### WHAT TO WORK ON
- A) In the conference abstracts post, rewrite the passage from "Academic Goodies: The" up to and including "with fellow academics.", swapping "audience" for "crowd".
- B) According to the conference abstracts post, where will the Battlestar Galactica paper be presented?
- C) Continue the conference abstracts post from where it stops.

### SELECTED EXCERPT
==============================
Academic Goodies: The Science Fiction of My New Year

Well, I said I would post the proposal abstracts for the various academic conferences I will be attending. All three of them deal with science fiction on some level, as indicated here. It should be interesting to present all of these papers and field questions from the audience. I don't get many opportunities to talk about science fiction with fellow academics.

So here goes:

"Habitually Us: Battlestar Galactica, the “Android Personality,” and Human Preservation" (to be presented at the SWTXPCA Conference in Albuquerque, New Mexico):
Philip K. Dick, in talking about the rise of consumer culture in the 60s and 70s, suggested that society had fallen prey to what he called the “android personality,” a reflexive, repetitive personality incapable of making exceptions or doing anything other than what it had always done. There are obvious connections between this concept and his novel Do Androids Dream of Electric Sheep?, and it is a concept that can readily be found within more modern forms of science fiction.

Ron D. Moore’s Battlestar Galactica imagines a future/past that mirrors many of the same concerns Dick imagined were present in the proliferation of the “android personality.” Not only does Battlestar Galactica question the very nature of humanity by juxtaposing it against the humanoid Cylon (literally and metaphorically), but it also imagines the interchangeability of the “android personality,” from human to Cylon, and the reflexive nature of both.

In this paper, I will use Philip K. Dick’s non-fiction “philosophies” to analyze the relationship between the humans and Cylons of Battlestar Galactica and the “android personality.” I will argue that the reflexive nature of the “android personality” is both based on a purely selfish motive and is also a necessary, though not necessarily positive, human reaction to preserve human identity in the face of something human and not-human at the same time.
==============================
### INFORMATION
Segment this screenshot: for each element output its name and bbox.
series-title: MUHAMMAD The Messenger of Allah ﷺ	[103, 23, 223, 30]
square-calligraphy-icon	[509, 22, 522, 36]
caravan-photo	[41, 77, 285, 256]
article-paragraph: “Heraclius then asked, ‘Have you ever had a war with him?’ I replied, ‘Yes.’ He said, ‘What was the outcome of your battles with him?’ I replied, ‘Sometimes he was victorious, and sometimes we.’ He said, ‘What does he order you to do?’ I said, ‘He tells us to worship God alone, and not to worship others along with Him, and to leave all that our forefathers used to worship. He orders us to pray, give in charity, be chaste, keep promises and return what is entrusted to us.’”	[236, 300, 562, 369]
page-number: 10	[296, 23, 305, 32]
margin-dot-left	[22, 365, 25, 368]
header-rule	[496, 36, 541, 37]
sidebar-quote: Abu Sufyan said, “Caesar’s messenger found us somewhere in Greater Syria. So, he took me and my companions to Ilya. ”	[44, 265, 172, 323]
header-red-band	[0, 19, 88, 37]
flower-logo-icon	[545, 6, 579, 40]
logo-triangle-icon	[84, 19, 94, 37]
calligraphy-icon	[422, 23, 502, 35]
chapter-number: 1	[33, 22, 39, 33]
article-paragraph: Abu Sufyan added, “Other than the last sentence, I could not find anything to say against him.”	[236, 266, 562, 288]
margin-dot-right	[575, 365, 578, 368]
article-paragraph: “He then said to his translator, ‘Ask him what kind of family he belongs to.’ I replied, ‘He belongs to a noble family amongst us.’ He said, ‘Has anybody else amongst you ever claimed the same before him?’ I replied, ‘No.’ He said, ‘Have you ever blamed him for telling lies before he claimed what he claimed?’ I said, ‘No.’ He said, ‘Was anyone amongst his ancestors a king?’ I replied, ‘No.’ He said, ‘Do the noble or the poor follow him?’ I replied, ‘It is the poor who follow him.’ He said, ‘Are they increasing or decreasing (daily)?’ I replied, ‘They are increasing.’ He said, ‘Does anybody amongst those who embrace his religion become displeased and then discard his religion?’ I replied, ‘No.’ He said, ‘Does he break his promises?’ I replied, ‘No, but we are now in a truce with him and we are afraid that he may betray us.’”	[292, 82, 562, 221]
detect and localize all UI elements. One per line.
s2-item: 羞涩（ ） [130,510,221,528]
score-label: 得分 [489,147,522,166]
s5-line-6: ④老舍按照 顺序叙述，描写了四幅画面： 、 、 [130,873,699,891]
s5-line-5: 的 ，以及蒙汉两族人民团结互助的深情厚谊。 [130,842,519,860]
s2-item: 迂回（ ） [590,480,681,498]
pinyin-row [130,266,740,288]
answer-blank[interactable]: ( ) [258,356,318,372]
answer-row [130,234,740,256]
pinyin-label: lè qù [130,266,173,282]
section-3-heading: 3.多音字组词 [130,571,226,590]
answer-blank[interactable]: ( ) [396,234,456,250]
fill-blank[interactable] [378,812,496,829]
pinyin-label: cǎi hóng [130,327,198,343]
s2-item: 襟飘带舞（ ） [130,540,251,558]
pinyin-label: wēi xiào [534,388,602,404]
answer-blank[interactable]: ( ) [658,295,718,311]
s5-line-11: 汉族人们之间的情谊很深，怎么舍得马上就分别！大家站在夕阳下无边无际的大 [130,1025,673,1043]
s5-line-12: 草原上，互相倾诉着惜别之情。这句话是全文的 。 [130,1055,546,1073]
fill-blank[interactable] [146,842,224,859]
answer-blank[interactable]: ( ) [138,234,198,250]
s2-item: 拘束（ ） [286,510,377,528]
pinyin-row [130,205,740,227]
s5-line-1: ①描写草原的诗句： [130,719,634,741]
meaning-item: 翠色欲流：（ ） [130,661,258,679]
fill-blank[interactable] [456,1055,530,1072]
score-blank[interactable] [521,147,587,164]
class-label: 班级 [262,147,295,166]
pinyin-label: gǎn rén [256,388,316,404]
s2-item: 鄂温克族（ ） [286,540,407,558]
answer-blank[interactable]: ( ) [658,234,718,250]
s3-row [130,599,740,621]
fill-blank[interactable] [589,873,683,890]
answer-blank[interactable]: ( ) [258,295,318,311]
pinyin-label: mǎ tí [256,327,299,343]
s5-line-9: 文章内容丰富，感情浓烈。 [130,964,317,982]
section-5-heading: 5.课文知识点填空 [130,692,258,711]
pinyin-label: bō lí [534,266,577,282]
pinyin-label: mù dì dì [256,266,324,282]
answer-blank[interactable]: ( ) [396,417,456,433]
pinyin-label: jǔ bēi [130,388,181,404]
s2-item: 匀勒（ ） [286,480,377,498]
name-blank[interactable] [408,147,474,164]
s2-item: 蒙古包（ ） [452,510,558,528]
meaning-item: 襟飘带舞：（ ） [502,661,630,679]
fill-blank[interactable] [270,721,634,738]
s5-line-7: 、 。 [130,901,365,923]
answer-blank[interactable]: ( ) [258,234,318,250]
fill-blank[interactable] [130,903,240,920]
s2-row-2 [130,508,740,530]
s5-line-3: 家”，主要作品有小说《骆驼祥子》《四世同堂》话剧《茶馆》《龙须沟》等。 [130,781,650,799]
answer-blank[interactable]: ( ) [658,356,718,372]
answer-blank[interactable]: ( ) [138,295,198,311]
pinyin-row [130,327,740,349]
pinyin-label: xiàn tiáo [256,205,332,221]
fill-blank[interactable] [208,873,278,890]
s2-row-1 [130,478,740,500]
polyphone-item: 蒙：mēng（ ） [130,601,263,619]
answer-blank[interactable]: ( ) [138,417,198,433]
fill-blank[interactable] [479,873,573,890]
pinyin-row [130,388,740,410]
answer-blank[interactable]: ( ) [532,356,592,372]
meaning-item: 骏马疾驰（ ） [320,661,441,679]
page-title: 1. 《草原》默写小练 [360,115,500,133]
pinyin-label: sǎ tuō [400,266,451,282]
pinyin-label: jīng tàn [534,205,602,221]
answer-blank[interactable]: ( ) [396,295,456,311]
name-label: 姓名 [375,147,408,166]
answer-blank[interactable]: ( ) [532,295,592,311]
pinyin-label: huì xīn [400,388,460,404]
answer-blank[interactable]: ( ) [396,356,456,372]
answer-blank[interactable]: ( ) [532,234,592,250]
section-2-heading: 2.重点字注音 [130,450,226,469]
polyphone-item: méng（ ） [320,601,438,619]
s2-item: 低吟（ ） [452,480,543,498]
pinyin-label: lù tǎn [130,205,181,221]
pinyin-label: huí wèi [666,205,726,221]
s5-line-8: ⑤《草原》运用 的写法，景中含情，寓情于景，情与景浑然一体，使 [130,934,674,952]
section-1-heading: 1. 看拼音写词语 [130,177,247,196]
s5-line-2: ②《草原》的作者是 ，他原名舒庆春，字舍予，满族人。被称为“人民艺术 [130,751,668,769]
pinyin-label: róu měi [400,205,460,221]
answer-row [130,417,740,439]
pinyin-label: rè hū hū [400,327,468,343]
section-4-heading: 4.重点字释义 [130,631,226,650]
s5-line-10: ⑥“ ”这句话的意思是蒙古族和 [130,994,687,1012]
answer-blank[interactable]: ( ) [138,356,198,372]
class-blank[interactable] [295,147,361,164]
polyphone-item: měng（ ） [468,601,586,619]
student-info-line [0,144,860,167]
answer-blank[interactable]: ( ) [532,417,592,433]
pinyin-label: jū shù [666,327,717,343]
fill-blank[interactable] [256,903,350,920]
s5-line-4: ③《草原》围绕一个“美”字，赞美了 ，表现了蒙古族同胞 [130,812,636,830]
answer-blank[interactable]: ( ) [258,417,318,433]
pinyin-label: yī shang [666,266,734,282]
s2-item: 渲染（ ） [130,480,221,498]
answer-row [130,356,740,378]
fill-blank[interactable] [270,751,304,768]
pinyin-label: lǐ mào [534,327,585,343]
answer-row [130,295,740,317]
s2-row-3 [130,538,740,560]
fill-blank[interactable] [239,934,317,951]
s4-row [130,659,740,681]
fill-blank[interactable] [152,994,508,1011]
==============================
### RESULTS FOR THE EXERCISE
- A)
Academic Goodies: The Science Fiction of My New Year

Well, I said I would post the proposal abstracts for the various academic conferences I will be attending. All three of them deal with science fiction on some level, as indicated here. It should be interesting to present all of these papers and field questions from the crowd. I don't get many opportunities to talk about science fiction with fellow academics.

- B) At the SWTXPCA Conference in Albuquerque, New Mexico.

- C)
“Otherism: The Dissection of Humanity and the Negation of the Human in Battlestar Galactica” (to be presented at the PCA/ACA Conference in St. Louis, Missouri):
Science fiction film has had a curious history in relation to the human/other dichotomy. In its early days, science fiction imagined the other as the monstrous alien or robot, a vision that has now largely been adopted by supernatural horror and the less frequent science fiction horror. The re-imagining of Battlestar Galactica, however, has offered a contrary and more complicated view of the other in science fiction film. With the advent of the Cylons as biological “machines,” the human/other dichotomy becomes not only an allegory for our current and past relations to the “other,” but also a force that essentially dissects humanity piece by piece by exposing the human to an “other” so like itself. Humanity’s understanding of what it means to be “human,” thus, is put in jeopardy.

In this paper I will argue that Battlestar Galactica’s presentation of human-like Cylons effectively negates the existence of the category of the human. I will examine the literal deletion of the human as a distinctive entity, and humanity’s responses to the sudden disruption of its identity, from a past-reflective collection of human exceptionalist reactions to the acknowledgement of the emerging death of the human and the hybridization of the human/other dichotomy.
"Shaping the Shapeless: New Weird, Bizarro, and Bending Genres"(to be presented at the "What Happens Now: 21st Century Writing in English--the first decade" conference in Lincoln, England):
The past ten years have changed many things in science fiction and fantasy. The former has had what some have called a golden age in film, while the latter has seen a remarkable explosion of interest in literature with the power of the urban fantasy and young adult markets essentially turning the entire genre into one of the most lucrative and vibrant writing fields around--more so than it ever was. But what of science fiction literature and literature on the margins of speculative fiction?

The new Millenium has resulted in a curious array of changes within speculative fiction. Two movements have been primarily responsible in what one might call the “weirding” of the genre: New Weird and Bizarro. Each places emphasis on an impossible-to-define exceptional weirdness, and the result has been the development of a cult following and a significant, if not unintentional, influence on the wider range of science fiction and fantasy being written today. The 2000s, as a result, have been noticeably experimental in form, style, and content, with new and old authors approaching speculative fiction from a odd, even surreal perspective.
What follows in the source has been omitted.